--- BEGIN ---

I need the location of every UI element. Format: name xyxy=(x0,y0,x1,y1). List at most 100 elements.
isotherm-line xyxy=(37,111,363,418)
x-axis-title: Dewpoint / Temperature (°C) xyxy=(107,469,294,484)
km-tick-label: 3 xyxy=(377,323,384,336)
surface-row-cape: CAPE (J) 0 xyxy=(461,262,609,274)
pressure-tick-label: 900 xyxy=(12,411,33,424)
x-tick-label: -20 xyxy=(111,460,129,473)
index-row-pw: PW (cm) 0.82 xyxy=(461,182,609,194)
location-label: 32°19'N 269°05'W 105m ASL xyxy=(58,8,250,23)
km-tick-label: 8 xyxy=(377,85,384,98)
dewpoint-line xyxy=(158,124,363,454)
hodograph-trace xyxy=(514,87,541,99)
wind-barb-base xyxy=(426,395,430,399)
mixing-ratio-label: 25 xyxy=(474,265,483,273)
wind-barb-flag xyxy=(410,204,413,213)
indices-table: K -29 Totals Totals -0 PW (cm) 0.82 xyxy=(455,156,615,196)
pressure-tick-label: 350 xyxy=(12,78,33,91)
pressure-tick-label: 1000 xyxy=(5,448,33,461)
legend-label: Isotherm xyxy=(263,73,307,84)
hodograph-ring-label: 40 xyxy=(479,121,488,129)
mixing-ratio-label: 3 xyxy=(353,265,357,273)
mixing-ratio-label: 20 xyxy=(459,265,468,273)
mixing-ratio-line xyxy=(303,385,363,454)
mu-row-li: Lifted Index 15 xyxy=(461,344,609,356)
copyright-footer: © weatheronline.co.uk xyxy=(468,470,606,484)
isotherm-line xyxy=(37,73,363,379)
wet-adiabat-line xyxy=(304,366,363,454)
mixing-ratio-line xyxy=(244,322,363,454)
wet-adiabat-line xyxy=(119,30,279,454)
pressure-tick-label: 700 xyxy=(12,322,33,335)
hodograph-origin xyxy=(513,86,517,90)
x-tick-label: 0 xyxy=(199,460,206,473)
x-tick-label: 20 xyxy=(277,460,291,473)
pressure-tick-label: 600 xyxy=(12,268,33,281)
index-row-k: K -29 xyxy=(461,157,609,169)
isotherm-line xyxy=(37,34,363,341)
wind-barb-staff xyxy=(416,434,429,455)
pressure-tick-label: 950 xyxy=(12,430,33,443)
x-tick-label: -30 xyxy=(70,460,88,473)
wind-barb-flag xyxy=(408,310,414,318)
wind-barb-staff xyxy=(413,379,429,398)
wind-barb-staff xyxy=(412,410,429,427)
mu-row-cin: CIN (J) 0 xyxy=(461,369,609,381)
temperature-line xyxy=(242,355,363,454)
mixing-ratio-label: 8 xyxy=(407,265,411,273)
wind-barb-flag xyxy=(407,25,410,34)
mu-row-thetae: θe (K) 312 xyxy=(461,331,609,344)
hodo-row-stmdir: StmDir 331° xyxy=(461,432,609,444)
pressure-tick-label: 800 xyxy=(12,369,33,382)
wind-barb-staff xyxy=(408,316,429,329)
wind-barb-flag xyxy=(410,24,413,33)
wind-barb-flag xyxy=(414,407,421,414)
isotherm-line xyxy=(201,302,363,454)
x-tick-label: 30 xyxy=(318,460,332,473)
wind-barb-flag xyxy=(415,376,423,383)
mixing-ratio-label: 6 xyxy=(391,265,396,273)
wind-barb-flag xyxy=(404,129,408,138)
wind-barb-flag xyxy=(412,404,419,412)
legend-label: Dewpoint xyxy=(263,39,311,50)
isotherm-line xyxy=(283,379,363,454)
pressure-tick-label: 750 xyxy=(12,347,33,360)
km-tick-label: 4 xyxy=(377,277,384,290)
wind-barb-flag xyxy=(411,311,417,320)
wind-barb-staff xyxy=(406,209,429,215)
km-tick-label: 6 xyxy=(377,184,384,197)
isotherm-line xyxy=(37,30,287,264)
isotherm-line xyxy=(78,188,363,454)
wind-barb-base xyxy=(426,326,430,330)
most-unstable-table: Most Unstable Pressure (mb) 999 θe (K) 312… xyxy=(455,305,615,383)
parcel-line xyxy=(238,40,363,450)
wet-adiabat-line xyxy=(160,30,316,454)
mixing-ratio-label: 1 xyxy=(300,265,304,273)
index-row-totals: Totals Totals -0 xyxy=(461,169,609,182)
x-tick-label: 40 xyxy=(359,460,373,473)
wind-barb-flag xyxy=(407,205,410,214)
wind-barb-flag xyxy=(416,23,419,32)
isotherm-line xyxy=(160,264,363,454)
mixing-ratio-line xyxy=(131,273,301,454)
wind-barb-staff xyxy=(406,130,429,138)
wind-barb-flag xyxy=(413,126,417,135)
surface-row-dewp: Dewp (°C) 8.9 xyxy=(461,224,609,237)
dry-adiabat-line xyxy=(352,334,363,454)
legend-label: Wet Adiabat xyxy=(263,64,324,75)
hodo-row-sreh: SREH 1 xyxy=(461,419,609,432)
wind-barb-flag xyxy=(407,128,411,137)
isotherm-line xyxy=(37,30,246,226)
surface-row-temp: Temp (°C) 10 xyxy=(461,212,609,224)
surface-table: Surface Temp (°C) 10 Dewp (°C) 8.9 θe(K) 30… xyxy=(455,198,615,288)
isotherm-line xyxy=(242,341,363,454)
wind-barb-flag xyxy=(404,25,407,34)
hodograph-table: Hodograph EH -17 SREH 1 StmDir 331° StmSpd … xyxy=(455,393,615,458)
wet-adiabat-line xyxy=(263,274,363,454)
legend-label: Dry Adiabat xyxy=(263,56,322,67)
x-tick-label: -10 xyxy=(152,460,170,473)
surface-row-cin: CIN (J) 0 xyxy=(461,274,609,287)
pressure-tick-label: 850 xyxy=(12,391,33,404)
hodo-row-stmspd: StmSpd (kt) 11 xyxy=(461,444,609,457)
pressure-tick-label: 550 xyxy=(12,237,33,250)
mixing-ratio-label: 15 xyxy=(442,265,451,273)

--- END ---

*GOAL:* Return every line of the material above without any change, keeping the original order.

*RESPONSE TO THIS EXERCISE:*
I need the location of every UI element. Format: name xyxy=(x0,y0,x1,y1). List at most 100 elements.
isotherm-line xyxy=(37,111,363,418)
x-axis-title: Dewpoint / Temperature (°C) xyxy=(107,469,294,484)
km-tick-label: 3 xyxy=(377,323,384,336)
surface-row-cape: CAPE (J) 0 xyxy=(461,262,609,274)
pressure-tick-label: 900 xyxy=(12,411,33,424)
x-tick-label: -20 xyxy=(111,460,129,473)
index-row-pw: PW (cm) 0.82 xyxy=(461,182,609,194)
location-label: 32°19'N 269°05'W 105m ASL xyxy=(58,8,250,23)
km-tick-label: 8 xyxy=(377,85,384,98)
dewpoint-line xyxy=(158,124,363,454)
hodograph-trace xyxy=(514,87,541,99)
wind-barb-base xyxy=(426,395,430,399)
mixing-ratio-label: 25 xyxy=(474,265,483,273)
wind-barb-flag xyxy=(410,204,413,213)
indices-table: K -29 Totals Totals -0 PW (cm) 0.82 xyxy=(455,156,615,196)
pressure-tick-label: 350 xyxy=(12,78,33,91)
pressure-tick-label: 1000 xyxy=(5,448,33,461)
legend-label: Isotherm xyxy=(263,73,307,84)
hodograph-ring-label: 40 xyxy=(479,121,488,129)
mixing-ratio-label: 3 xyxy=(353,265,357,273)
mixing-ratio-label: 20 xyxy=(459,265,468,273)
mixing-ratio-line xyxy=(303,385,363,454)
mu-row-li: Lifted Index 15 xyxy=(461,344,609,356)
copyright-footer: © weatheronline.co.uk xyxy=(468,470,606,484)
isotherm-line xyxy=(37,73,363,379)
wet-adiabat-line xyxy=(304,366,363,454)
mixing-ratio-line xyxy=(244,322,363,454)
wet-adiabat-line xyxy=(119,30,279,454)
pressure-tick-label: 700 xyxy=(12,322,33,335)
hodograph-origin xyxy=(513,86,517,90)
x-tick-label: 0 xyxy=(199,460,206,473)
x-tick-label: 20 xyxy=(277,460,291,473)
pressure-tick-label: 600 xyxy=(12,268,33,281)
index-row-k: K -29 xyxy=(461,157,609,169)
isotherm-line xyxy=(37,34,363,341)
wind-barb-staff xyxy=(416,434,429,455)
pressure-tick-label: 950 xyxy=(12,430,33,443)
x-tick-label: -30 xyxy=(70,460,88,473)
wind-barb-flag xyxy=(408,310,414,318)
wind-barb-staff xyxy=(413,379,429,398)
wind-barb-staff xyxy=(412,410,429,427)
mu-row-cin: CIN (J) 0 xyxy=(461,369,609,381)
temperature-line xyxy=(242,355,363,454)
mixing-ratio-label: 8 xyxy=(407,265,411,273)
wind-barb-flag xyxy=(407,25,410,34)
mu-row-thetae: θe (K) 312 xyxy=(461,331,609,344)
hodo-row-stmdir: StmDir 331° xyxy=(461,432,609,444)
pressure-tick-label: 800 xyxy=(12,369,33,382)
wind-barb-staff xyxy=(408,316,429,329)
wind-barb-flag xyxy=(410,24,413,33)
wind-barb-flag xyxy=(414,407,421,414)
isotherm-line xyxy=(201,302,363,454)
x-tick-label: 30 xyxy=(318,460,332,473)
wind-barb-flag xyxy=(415,376,423,383)
mixing-ratio-label: 6 xyxy=(391,265,396,273)
wind-barb-flag xyxy=(404,129,408,138)
wind-barb-flag xyxy=(412,404,419,412)
legend-label: Dewpoint xyxy=(263,39,311,50)
isotherm-line xyxy=(283,379,363,454)
pressure-tick-label: 750 xyxy=(12,347,33,360)
km-tick-label: 4 xyxy=(377,277,384,290)
wind-barb-flag xyxy=(411,311,417,320)
wind-barb-staff xyxy=(406,209,429,215)
km-tick-label: 6 xyxy=(377,184,384,197)
isotherm-line xyxy=(37,30,287,264)
isotherm-line xyxy=(78,188,363,454)
wind-barb-base xyxy=(426,326,430,330)
most-unstable-table: Most Unstable Pressure (mb) 999 θe (K) 312… xyxy=(455,305,615,383)
parcel-line xyxy=(238,40,363,450)
wet-adiabat-line xyxy=(160,30,316,454)
mixing-ratio-label: 1 xyxy=(300,265,304,273)
index-row-totals: Totals Totals -0 xyxy=(461,169,609,182)
x-tick-label: 40 xyxy=(359,460,373,473)
wind-barb-flag xyxy=(407,205,410,214)
wind-barb-flag xyxy=(416,23,419,32)
isotherm-line xyxy=(160,264,363,454)
mixing-ratio-line xyxy=(131,273,301,454)
wind-barb-staff xyxy=(406,130,429,138)
wind-barb-flag xyxy=(413,126,417,135)
surface-row-dewp: Dewp (°C) 8.9 xyxy=(461,224,609,237)
dry-adiabat-line xyxy=(352,334,363,454)
legend-label: Wet Adiabat xyxy=(263,64,324,75)
hodo-row-sreh: SREH 1 xyxy=(461,419,609,432)
wind-barb-flag xyxy=(407,128,411,137)
isotherm-line xyxy=(37,30,246,226)
surface-row-temp: Temp (°C) 10 xyxy=(461,212,609,224)
surface-table: Surface Temp (°C) 10 Dewp (°C) 8.9 θe(K) 30… xyxy=(455,198,615,288)
isotherm-line xyxy=(242,341,363,454)
wind-barb-flag xyxy=(404,25,407,34)
hodograph-table: Hodograph EH -17 SREH 1 StmDir 331° StmSpd … xyxy=(455,393,615,458)
wet-adiabat-line xyxy=(263,274,363,454)
legend-label: Dry Adiabat xyxy=(263,56,322,67)
x-tick-label: -10 xyxy=(152,460,170,473)
surface-row-cin: CIN (J) 0 xyxy=(461,274,609,287)
pressure-tick-label: 850 xyxy=(12,391,33,404)
hodo-row-stmspd: StmSpd (kt) 11 xyxy=(461,444,609,457)
pressure-tick-label: 550 xyxy=(12,237,33,250)
mixing-ratio-label: 15 xyxy=(442,265,451,273)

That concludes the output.